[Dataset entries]
---
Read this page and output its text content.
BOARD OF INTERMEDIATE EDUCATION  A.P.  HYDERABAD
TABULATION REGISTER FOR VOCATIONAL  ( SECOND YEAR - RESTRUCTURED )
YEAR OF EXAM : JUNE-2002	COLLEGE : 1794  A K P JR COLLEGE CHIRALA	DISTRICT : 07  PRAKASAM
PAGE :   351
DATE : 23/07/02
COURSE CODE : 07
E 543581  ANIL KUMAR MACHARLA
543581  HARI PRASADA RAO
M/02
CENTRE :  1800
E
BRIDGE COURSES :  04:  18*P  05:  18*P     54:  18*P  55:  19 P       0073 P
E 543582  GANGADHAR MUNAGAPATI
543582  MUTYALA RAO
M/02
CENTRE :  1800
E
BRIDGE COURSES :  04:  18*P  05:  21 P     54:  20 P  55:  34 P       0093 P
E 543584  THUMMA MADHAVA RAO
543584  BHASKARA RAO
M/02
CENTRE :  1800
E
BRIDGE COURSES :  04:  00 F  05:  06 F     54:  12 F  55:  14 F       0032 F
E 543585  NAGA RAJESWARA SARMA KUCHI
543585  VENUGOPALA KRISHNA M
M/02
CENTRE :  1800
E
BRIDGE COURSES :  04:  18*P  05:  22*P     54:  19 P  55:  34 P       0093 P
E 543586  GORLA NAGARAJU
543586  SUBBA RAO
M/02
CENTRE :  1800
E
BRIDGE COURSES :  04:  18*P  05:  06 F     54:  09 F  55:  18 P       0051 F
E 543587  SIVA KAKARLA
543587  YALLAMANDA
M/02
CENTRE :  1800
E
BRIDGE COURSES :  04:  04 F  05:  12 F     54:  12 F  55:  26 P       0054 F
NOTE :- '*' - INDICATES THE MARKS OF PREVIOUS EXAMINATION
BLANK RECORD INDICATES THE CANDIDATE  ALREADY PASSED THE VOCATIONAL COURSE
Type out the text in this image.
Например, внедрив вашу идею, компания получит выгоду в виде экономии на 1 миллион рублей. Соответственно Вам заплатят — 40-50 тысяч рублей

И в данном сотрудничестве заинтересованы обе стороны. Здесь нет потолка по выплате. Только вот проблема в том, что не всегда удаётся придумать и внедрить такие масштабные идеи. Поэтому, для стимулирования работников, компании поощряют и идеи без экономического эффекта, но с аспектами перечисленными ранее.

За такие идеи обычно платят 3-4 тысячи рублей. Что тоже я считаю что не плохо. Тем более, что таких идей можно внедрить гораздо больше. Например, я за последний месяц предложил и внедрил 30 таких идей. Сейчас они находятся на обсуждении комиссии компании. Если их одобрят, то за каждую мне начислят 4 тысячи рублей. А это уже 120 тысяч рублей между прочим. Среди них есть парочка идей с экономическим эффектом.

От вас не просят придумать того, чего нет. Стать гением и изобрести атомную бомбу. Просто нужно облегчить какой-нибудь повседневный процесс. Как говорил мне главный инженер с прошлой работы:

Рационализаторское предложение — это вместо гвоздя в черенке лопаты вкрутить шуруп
---
Task instructions
Each record above should be output again exactly.

Complete answer
Read this page and output its text content.
BOARD OF INTERMEDIATE EDUCATION  A.P.  HYDERABAD
TABULATION REGISTER FOR VOCATIONAL  ( SECOND YEAR - RESTRUCTURED )
YEAR OF EXAM : JUNE-2002	COLLEGE : 1794  A K P JR COLLEGE CHIRALA	DISTRICT : 07  PRAKASAM
PAGE :   351
DATE : 23/07/02
COURSE CODE : 07
E 543581  ANIL KUMAR MACHARLA
543581  HARI PRASADA RAO
M/02
CENTRE :  1800
E
BRIDGE COURSES :  04:  18*P  05:  18*P     54:  18*P  55:  19 P       0073 P
E 543582  GANGADHAR MUNAGAPATI
543582  MUTYALA RAO
M/02
CENTRE :  1800
E
BRIDGE COURSES :  04:  18*P  05:  21 P     54:  20 P  55:  34 P       0093 P
E 543584  THUMMA MADHAVA RAO
543584  BHASKARA RAO
M/02
CENTRE :  1800
E
BRIDGE COURSES :  04:  00 F  05:  06 F     54:  12 F  55:  14 F       0032 F
E 543585  NAGA RAJESWARA SARMA KUCHI
543585  VENUGOPALA KRISHNA M
M/02
CENTRE :  1800
E
BRIDGE COURSES :  04:  18*P  05:  22*P     54:  19 P  55:  34 P       0093 P
E 543586  GORLA NAGARAJU
543586  SUBBA RAO
M/02
CENTRE :  1800
E
BRIDGE COURSES :  04:  18*P  05:  06 F     54:  09 F  55:  18 P       0051 F
E 543587  SIVA KAKARLA
543587  YALLAMANDA
M/02
CENTRE :  1800
E
BRIDGE COURSES :  04:  04 F  05:  12 F     54:  12 F  55:  26 P       0054 F
NOTE :- '*' - INDICATES THE MARKS OF PREVIOUS EXAMINATION
BLANK RECORD INDICATES THE CANDIDATE  ALREADY PASSED THE VOCATIONAL COURSE
Type out the text in this image.
Например, внедрив вашу идею, компания получит выгоду в виде экономии на 1 миллион рублей. Соответственно Вам заплатят — 40-50 тысяч рублей

И в данном сотрудничестве заинтересованы обе стороны. Здесь нет потолка по выплате. Только вот проблема в том, что не всегда удаётся придумать и внедрить такие масштабные идеи. Поэтому, для стимулирования работников, компании поощряют и идеи без экономического эффекта, но с аспектами перечисленными ранее.

За такие идеи обычно платят 3-4 тысячи рублей. Что тоже я считаю что не плохо. Тем более, что таких идей можно внедрить гораздо больше. Например, я за последний месяц предложил и внедрил 30 таких идей. Сейчас они находятся на обсуждении комиссии компании. Если их одобрят, то за каждую мне начислят 4 тысячи рублей. А это уже 120 тысяч рублей между прочим. Среди них есть парочка идей с экономическим эффектом.

От вас не просят придумать того, чего нет. Стать гением и изобрести атомную бомбу. Просто нужно облегчить какой-нибудь повседневный процесс. Как говорил мне главный инженер с прошлой работы:

Рационализаторское предложение — это вместо гвоздя в черенке лопаты вкрутить шуруп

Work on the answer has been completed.